- [Description of the task] Return each line of the records below unchanged, in the same order.

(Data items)

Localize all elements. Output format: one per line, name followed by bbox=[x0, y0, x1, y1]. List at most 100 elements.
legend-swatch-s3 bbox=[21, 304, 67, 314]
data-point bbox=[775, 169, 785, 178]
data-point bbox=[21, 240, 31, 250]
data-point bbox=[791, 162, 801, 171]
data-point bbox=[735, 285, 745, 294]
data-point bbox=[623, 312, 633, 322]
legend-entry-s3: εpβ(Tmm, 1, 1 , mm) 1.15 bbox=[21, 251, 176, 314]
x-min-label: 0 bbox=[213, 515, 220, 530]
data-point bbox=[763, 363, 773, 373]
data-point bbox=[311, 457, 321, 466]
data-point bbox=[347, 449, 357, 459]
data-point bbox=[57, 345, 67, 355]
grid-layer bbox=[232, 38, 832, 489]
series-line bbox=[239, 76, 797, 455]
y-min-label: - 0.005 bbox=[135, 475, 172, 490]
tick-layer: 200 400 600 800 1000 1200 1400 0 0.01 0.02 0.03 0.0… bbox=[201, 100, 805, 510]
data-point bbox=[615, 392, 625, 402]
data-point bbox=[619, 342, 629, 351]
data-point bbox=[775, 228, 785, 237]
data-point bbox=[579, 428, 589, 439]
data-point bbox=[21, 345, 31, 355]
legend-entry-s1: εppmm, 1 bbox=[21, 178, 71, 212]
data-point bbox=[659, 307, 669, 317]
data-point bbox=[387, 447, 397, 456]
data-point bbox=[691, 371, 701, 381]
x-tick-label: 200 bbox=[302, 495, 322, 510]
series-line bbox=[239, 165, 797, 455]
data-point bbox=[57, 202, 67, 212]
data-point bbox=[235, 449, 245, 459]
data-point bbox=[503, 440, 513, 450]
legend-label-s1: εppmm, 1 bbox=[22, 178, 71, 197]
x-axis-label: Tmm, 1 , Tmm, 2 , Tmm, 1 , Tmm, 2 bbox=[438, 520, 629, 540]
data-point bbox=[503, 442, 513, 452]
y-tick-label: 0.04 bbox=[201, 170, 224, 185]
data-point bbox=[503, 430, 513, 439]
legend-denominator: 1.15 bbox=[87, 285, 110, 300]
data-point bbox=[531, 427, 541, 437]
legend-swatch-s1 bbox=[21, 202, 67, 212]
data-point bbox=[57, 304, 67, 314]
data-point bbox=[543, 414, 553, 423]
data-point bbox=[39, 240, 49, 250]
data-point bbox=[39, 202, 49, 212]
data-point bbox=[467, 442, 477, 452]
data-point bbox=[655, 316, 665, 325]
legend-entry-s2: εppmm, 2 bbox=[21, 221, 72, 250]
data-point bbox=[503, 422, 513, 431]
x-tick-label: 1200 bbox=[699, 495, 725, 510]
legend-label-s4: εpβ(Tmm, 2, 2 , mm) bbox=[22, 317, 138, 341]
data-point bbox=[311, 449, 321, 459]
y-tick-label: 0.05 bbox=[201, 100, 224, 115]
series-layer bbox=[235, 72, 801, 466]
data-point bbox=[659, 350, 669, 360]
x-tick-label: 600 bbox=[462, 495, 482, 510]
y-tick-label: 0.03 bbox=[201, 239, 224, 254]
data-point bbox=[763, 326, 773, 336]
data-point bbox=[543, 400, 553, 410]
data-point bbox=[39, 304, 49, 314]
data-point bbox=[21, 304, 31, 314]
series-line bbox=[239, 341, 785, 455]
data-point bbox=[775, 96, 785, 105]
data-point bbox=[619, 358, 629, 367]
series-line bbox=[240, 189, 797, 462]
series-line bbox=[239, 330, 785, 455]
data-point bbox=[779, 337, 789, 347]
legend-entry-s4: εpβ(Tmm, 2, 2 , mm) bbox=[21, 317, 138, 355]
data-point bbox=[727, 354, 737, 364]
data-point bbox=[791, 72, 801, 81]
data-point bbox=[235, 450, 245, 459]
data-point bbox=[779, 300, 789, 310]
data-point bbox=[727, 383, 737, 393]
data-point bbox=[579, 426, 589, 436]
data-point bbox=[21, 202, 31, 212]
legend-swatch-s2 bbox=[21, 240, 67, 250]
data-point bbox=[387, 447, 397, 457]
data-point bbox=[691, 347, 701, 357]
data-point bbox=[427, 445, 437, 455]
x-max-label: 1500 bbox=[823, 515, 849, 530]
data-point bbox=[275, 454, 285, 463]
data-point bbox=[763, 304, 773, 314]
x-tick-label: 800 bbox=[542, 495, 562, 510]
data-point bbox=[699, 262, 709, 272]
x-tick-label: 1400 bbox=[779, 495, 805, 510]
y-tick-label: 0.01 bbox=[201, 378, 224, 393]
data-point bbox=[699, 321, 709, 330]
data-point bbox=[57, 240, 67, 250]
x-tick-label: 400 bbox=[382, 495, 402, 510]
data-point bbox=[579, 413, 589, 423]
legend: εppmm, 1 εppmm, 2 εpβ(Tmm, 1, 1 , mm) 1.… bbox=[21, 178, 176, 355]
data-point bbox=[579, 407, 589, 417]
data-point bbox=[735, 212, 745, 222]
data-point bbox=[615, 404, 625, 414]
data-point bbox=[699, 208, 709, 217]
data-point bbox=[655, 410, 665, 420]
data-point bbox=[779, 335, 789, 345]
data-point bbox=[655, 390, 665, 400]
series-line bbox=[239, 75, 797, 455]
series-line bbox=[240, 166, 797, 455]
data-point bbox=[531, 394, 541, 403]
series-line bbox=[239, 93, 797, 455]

- [Complete response]
Localize all elements. Output format: one per line, name followed by bbox=[x0, y0, x1, y1]. List at most 100 elements.
legend-swatch-s3 bbox=[21, 304, 67, 314]
data-point bbox=[775, 169, 785, 178]
data-point bbox=[21, 240, 31, 250]
data-point bbox=[791, 162, 801, 171]
data-point bbox=[735, 285, 745, 294]
data-point bbox=[623, 312, 633, 322]
legend-entry-s3: εpβ(Tmm, 1, 1 , mm) 1.15 bbox=[21, 251, 176, 314]
x-min-label: 0 bbox=[213, 515, 220, 530]
data-point bbox=[763, 363, 773, 373]
data-point bbox=[311, 457, 321, 466]
data-point bbox=[347, 449, 357, 459]
data-point bbox=[57, 345, 67, 355]
grid-layer bbox=[232, 38, 832, 489]
series-line bbox=[239, 76, 797, 455]
y-min-label: - 0.005 bbox=[135, 475, 172, 490]
tick-layer: 200 400 600 800 1000 1200 1400 0 0.01 0.02 0.03 0.0… bbox=[201, 100, 805, 510]
data-point bbox=[615, 392, 625, 402]
data-point bbox=[619, 342, 629, 351]
data-point bbox=[775, 228, 785, 237]
data-point bbox=[579, 428, 589, 439]
data-point bbox=[21, 345, 31, 355]
legend-entry-s1: εppmm, 1 bbox=[21, 178, 71, 212]
data-point bbox=[659, 307, 669, 317]
data-point bbox=[387, 447, 397, 456]
data-point bbox=[691, 371, 701, 381]
x-tick-label: 200 bbox=[302, 495, 322, 510]
series-line bbox=[239, 165, 797, 455]
data-point bbox=[57, 202, 67, 212]
data-point bbox=[235, 449, 245, 459]
data-point bbox=[503, 440, 513, 450]
legend-label-s1: εppmm, 1 bbox=[22, 178, 71, 197]
x-axis-label: Tmm, 1 , Tmm, 2 , Tmm, 1 , Tmm, 2 bbox=[438, 520, 629, 540]
data-point bbox=[503, 442, 513, 452]
y-tick-label: 0.04 bbox=[201, 170, 224, 185]
data-point bbox=[503, 430, 513, 439]
legend-denominator: 1.15 bbox=[87, 285, 110, 300]
data-point bbox=[531, 427, 541, 437]
legend-swatch-s1 bbox=[21, 202, 67, 212]
data-point bbox=[57, 304, 67, 314]
data-point bbox=[543, 414, 553, 423]
data-point bbox=[39, 240, 49, 250]
data-point bbox=[39, 202, 49, 212]
data-point bbox=[467, 442, 477, 452]
data-point bbox=[655, 316, 665, 325]
legend-entry-s2: εppmm, 2 bbox=[21, 221, 72, 250]
data-point bbox=[503, 422, 513, 431]
x-tick-label: 1200 bbox=[699, 495, 725, 510]
legend-label-s4: εpβ(Tmm, 2, 2 , mm) bbox=[22, 317, 138, 341]
data-point bbox=[311, 449, 321, 459]
y-tick-label: 0.05 bbox=[201, 100, 224, 115]
series-layer bbox=[235, 72, 801, 466]
data-point bbox=[659, 350, 669, 360]
x-tick-label: 600 bbox=[462, 495, 482, 510]
y-tick-label: 0.03 bbox=[201, 239, 224, 254]
data-point bbox=[763, 326, 773, 336]
data-point bbox=[543, 400, 553, 410]
data-point bbox=[39, 304, 49, 314]
data-point bbox=[21, 304, 31, 314]
series-line bbox=[239, 341, 785, 455]
data-point bbox=[775, 96, 785, 105]
data-point bbox=[619, 358, 629, 367]
series-line bbox=[240, 189, 797, 462]
series-line bbox=[239, 330, 785, 455]
data-point bbox=[779, 337, 789, 347]
legend-entry-s4: εpβ(Tmm, 2, 2 , mm) bbox=[21, 317, 138, 355]
data-point bbox=[727, 354, 737, 364]
data-point bbox=[791, 72, 801, 81]
data-point bbox=[235, 450, 245, 459]
data-point bbox=[779, 300, 789, 310]
data-point bbox=[727, 383, 737, 393]
data-point bbox=[579, 426, 589, 436]
data-point bbox=[21, 202, 31, 212]
legend-swatch-s2 bbox=[21, 240, 67, 250]
data-point bbox=[387, 447, 397, 457]
data-point bbox=[691, 347, 701, 357]
data-point bbox=[427, 445, 437, 455]
x-max-label: 1500 bbox=[823, 515, 849, 530]
data-point bbox=[275, 454, 285, 463]
data-point bbox=[763, 304, 773, 314]
x-tick-label: 800 bbox=[542, 495, 562, 510]
data-point bbox=[699, 262, 709, 272]
x-tick-label: 1400 bbox=[779, 495, 805, 510]
y-tick-label: 0.01 bbox=[201, 378, 224, 393]
data-point bbox=[699, 321, 709, 330]
data-point bbox=[57, 240, 67, 250]
x-tick-label: 400 bbox=[382, 495, 402, 510]
data-point bbox=[579, 413, 589, 423]
legend: εppmm, 1 εppmm, 2 εpβ(Tmm, 1, 1 , mm) 1.… bbox=[21, 178, 176, 355]
data-point bbox=[579, 407, 589, 417]
data-point bbox=[735, 212, 745, 222]
data-point bbox=[615, 404, 625, 414]
data-point bbox=[699, 208, 709, 217]
data-point bbox=[655, 410, 665, 420]
data-point bbox=[779, 335, 789, 345]
data-point bbox=[655, 390, 665, 400]
series-line bbox=[239, 75, 797, 455]
series-line bbox=[240, 166, 797, 455]
data-point bbox=[531, 394, 541, 403]
series-line bbox=[239, 93, 797, 455]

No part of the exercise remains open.